• **THE PROBLEM**: Locate each line with the string "подового" in the listing below and copy it.

• **DATA PROVIDED**:
━━━━━━━━━━━━━━━━━━━━━━━━━━━━━━

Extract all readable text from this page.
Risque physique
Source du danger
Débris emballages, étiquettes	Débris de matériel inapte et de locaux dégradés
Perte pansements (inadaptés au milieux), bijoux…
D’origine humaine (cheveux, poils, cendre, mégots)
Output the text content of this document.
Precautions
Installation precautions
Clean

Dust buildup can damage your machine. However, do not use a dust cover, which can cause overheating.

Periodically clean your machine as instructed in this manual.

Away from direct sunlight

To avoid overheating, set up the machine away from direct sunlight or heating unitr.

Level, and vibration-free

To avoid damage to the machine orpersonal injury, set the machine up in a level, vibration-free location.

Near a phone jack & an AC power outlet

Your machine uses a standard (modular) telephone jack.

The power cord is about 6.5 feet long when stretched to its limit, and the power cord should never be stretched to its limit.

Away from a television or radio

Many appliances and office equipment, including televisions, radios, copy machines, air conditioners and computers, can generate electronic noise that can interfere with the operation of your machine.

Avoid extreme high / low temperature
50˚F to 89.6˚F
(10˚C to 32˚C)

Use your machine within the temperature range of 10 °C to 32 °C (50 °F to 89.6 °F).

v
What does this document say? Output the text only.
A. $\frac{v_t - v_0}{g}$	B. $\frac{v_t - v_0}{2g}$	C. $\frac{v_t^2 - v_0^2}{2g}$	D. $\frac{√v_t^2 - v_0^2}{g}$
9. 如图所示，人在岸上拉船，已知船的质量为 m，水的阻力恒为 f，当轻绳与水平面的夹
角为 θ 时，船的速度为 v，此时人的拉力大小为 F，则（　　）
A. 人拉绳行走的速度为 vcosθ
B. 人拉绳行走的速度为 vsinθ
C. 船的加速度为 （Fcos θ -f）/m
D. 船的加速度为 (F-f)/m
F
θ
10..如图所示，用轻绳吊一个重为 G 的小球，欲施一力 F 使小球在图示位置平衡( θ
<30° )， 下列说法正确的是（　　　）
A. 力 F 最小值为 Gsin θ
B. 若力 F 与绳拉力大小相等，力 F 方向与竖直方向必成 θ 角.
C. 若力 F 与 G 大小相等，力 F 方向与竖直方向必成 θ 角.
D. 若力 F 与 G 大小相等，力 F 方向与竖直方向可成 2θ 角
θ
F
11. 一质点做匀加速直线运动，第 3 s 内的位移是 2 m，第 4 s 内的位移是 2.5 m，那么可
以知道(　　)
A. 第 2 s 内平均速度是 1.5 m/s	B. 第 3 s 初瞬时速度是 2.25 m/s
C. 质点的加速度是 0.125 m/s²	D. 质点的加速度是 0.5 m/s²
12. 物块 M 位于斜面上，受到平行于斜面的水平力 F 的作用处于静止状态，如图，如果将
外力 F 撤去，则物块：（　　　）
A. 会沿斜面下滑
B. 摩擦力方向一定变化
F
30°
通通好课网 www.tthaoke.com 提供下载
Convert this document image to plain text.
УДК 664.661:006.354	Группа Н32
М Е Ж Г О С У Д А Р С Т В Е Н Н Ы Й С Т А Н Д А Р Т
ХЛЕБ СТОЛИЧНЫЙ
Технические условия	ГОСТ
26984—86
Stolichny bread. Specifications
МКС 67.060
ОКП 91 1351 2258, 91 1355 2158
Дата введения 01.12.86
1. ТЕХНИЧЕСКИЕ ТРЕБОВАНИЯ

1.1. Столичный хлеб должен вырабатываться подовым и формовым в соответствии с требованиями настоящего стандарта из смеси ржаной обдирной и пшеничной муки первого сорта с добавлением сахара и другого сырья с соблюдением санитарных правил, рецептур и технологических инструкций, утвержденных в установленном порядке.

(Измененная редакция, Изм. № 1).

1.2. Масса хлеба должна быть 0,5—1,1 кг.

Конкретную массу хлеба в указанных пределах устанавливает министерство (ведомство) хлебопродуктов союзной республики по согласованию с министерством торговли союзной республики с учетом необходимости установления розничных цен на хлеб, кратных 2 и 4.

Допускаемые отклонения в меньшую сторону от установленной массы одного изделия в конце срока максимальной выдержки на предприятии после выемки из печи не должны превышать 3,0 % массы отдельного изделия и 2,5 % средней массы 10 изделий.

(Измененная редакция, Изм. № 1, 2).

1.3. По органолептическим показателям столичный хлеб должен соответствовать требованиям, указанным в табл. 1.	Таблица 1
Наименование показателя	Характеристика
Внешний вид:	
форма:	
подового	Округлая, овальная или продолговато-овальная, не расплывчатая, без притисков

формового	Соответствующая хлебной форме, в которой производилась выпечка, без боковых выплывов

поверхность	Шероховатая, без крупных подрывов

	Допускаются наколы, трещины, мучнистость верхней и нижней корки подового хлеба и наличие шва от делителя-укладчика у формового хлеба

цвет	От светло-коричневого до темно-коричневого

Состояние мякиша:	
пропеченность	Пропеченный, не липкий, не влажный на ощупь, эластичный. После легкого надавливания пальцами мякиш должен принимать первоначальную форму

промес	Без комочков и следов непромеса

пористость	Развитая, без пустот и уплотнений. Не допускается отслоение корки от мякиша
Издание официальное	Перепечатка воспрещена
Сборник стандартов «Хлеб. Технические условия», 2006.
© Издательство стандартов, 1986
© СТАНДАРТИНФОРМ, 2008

━━━━━━━━━━━━━━━━━━━━━━━━━━━━━━

• **FINISHED TASK**:
подового	Округлая, овальная или продолговато-овальная, не расплывчатая, без притисков
	Допускаются наколы, трещины, мучнистость верхней и нижней корки подового хлеба и наличие шва от делителя-укладчика у формового хлеба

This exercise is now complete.